◆ GIVEN TASK
Format the lines of material from its start through the line containing "bar xyxy=(377,166,415,259)" as a numbered list, both ends included and blank lines left out.

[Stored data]
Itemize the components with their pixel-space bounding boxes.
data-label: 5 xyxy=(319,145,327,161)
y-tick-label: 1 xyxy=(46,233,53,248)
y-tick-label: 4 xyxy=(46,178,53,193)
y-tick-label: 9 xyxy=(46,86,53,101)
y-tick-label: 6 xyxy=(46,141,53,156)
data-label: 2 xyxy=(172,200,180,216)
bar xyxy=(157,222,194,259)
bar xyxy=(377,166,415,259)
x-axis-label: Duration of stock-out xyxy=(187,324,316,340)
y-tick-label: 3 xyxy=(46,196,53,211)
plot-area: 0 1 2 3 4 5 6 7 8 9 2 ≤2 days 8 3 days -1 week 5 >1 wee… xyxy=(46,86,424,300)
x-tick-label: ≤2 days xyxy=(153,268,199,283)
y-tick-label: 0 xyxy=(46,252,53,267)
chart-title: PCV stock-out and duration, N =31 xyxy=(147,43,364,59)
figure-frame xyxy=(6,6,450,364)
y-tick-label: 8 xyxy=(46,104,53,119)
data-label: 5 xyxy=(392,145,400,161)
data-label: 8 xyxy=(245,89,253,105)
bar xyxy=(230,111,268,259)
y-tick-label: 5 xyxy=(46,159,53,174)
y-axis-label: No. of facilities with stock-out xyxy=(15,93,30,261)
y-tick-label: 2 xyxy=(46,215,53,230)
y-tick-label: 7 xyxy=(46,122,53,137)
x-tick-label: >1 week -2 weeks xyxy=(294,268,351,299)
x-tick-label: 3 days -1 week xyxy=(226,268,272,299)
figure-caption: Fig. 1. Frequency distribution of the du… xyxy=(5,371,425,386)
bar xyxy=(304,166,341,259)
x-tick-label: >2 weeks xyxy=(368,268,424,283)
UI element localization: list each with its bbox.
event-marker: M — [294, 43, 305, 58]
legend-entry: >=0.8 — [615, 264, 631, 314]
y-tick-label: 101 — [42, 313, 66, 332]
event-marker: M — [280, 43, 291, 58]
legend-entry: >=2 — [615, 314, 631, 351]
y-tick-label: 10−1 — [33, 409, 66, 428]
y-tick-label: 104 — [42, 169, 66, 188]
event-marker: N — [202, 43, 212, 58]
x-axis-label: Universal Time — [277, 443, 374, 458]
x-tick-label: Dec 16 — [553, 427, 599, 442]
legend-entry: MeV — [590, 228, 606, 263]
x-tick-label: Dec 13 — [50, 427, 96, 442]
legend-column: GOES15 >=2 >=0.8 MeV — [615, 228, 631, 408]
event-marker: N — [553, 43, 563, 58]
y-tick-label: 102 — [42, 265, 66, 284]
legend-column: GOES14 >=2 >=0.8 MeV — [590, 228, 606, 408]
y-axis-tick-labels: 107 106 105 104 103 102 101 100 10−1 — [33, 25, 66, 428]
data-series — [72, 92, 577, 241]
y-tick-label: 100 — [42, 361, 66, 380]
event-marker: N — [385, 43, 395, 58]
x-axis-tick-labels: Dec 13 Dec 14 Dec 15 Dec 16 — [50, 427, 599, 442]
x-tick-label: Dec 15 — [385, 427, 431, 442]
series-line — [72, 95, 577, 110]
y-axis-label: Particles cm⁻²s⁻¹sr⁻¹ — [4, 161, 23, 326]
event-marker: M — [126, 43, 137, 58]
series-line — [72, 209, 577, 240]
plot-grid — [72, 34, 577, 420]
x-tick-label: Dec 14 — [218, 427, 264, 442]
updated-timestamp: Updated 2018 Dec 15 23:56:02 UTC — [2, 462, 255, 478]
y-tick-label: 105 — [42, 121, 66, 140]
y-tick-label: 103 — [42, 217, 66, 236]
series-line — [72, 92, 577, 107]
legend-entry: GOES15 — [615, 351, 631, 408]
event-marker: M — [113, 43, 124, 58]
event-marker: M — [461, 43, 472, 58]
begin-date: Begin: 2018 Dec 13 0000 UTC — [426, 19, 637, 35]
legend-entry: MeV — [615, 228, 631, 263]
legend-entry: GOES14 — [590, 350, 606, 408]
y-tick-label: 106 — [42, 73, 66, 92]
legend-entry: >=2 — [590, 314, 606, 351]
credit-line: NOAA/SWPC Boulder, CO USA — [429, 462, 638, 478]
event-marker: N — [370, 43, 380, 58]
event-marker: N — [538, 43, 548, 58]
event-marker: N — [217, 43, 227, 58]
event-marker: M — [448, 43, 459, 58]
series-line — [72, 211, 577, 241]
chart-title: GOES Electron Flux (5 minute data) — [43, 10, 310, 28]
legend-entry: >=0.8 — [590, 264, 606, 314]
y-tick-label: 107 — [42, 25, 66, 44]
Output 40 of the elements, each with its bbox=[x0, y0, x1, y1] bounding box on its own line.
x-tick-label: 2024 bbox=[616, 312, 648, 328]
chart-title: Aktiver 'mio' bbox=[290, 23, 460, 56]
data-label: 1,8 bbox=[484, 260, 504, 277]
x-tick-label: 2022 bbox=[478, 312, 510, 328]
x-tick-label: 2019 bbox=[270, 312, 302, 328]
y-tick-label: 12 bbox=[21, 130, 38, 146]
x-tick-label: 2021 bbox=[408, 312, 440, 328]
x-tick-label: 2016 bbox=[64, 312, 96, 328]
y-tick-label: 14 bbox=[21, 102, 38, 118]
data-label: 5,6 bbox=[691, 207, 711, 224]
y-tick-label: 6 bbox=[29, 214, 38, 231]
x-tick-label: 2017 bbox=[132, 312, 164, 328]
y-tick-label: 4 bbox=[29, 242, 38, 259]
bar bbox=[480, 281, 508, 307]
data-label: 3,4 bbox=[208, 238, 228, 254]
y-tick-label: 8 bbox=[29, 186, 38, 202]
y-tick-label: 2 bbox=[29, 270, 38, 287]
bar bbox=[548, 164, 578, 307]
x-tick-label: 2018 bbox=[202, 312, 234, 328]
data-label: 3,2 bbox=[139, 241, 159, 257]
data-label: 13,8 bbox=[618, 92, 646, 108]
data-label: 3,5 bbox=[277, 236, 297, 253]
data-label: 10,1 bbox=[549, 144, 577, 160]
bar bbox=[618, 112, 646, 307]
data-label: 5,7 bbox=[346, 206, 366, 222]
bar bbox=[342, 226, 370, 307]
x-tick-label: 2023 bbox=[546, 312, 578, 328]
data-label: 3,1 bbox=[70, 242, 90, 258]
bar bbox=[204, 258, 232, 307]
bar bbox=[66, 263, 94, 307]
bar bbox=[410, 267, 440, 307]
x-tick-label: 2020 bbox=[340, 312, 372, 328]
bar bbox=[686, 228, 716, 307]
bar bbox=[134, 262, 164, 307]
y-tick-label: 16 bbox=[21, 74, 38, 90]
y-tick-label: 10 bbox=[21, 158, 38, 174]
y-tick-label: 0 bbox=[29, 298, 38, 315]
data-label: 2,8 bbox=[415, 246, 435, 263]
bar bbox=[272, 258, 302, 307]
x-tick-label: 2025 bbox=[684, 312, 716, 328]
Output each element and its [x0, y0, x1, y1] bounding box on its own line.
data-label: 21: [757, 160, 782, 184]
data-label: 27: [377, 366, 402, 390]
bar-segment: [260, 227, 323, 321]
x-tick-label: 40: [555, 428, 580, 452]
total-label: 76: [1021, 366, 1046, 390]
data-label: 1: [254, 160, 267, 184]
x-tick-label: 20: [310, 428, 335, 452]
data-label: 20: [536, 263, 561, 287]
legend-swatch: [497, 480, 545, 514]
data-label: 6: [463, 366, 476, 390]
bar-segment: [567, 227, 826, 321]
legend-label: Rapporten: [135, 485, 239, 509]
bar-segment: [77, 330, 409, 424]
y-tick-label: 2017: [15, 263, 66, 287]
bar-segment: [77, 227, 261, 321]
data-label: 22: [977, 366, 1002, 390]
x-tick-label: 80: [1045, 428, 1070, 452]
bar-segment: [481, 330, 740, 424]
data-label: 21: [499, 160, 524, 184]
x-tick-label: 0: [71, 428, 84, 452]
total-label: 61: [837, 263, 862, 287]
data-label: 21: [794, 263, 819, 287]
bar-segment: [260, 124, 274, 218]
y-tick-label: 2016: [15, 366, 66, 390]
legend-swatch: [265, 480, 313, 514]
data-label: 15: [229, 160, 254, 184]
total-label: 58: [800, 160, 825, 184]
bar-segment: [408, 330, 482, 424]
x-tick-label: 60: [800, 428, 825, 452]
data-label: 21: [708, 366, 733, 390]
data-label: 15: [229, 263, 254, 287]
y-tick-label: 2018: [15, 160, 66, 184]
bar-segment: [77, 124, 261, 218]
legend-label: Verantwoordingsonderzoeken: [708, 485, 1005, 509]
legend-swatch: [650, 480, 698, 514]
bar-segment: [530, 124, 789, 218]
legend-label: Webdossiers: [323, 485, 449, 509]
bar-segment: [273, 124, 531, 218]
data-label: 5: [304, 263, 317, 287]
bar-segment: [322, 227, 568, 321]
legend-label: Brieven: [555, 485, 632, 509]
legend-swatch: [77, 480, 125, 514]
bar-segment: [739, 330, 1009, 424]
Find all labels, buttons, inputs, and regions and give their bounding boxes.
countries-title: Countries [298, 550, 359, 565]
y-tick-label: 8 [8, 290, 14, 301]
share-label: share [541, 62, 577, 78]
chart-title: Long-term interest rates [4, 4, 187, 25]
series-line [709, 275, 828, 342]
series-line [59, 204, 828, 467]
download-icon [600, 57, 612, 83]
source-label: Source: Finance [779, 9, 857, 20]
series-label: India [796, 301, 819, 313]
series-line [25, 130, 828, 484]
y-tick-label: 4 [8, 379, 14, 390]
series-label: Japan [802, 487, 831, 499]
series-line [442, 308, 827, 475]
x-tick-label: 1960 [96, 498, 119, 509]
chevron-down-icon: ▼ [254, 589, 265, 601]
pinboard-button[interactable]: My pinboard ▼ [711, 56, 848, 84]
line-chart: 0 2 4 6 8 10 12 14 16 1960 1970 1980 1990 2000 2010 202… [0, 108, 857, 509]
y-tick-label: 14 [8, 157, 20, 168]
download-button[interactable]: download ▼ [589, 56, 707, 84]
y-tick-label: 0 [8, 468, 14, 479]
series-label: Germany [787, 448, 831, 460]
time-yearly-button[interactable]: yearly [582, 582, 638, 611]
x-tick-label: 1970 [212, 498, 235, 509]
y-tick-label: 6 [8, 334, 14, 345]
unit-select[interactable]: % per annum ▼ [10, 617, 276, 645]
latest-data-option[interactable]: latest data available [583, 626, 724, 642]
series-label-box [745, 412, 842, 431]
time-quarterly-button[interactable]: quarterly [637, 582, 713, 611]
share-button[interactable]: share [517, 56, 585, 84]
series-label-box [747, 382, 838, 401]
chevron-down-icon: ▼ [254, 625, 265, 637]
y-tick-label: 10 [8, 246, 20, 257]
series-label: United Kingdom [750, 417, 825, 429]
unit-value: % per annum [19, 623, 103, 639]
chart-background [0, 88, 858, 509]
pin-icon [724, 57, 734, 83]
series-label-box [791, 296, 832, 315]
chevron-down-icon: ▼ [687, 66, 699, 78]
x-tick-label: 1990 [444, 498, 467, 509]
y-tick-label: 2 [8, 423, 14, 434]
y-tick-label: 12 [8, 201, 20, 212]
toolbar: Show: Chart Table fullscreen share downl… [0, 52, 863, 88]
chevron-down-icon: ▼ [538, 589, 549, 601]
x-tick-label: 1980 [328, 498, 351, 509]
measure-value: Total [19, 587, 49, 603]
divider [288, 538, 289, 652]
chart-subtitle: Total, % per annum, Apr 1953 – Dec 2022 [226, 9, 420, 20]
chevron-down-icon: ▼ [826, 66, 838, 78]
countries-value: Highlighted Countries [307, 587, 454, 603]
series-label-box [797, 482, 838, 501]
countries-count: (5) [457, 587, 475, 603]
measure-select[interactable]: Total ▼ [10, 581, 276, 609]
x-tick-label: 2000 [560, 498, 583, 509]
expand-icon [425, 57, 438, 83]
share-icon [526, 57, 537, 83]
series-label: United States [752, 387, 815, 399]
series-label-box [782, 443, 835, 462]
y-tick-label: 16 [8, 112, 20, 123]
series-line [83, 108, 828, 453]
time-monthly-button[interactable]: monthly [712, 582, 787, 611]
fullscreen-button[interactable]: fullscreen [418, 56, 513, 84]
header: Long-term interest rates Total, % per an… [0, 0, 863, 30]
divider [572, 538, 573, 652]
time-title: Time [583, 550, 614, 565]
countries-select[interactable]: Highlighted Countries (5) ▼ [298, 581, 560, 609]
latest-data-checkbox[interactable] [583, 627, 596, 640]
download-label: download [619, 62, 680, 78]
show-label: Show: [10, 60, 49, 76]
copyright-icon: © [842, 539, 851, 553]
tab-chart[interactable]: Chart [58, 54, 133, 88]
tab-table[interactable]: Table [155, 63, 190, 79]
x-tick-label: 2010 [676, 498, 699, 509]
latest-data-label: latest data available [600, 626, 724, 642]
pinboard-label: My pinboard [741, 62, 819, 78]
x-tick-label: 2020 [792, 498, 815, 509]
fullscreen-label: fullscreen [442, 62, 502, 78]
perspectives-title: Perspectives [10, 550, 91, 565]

◆ THE COMPLETED TASK
1. Itemize the components with their pixel-space bounding boxes.
2. data-label: 5 xyxy=(319,145,327,161)
3. y-tick-label: 1 xyxy=(46,233,53,248)
4. y-tick-label: 4 xyxy=(46,178,53,193)
5. y-tick-label: 9 xyxy=(46,86,53,101)
6. y-tick-label: 6 xyxy=(46,141,53,156)
7. data-label: 2 xyxy=(172,200,180,216)
8. bar xyxy=(157,222,194,259)
9. bar xyxy=(377,166,415,259)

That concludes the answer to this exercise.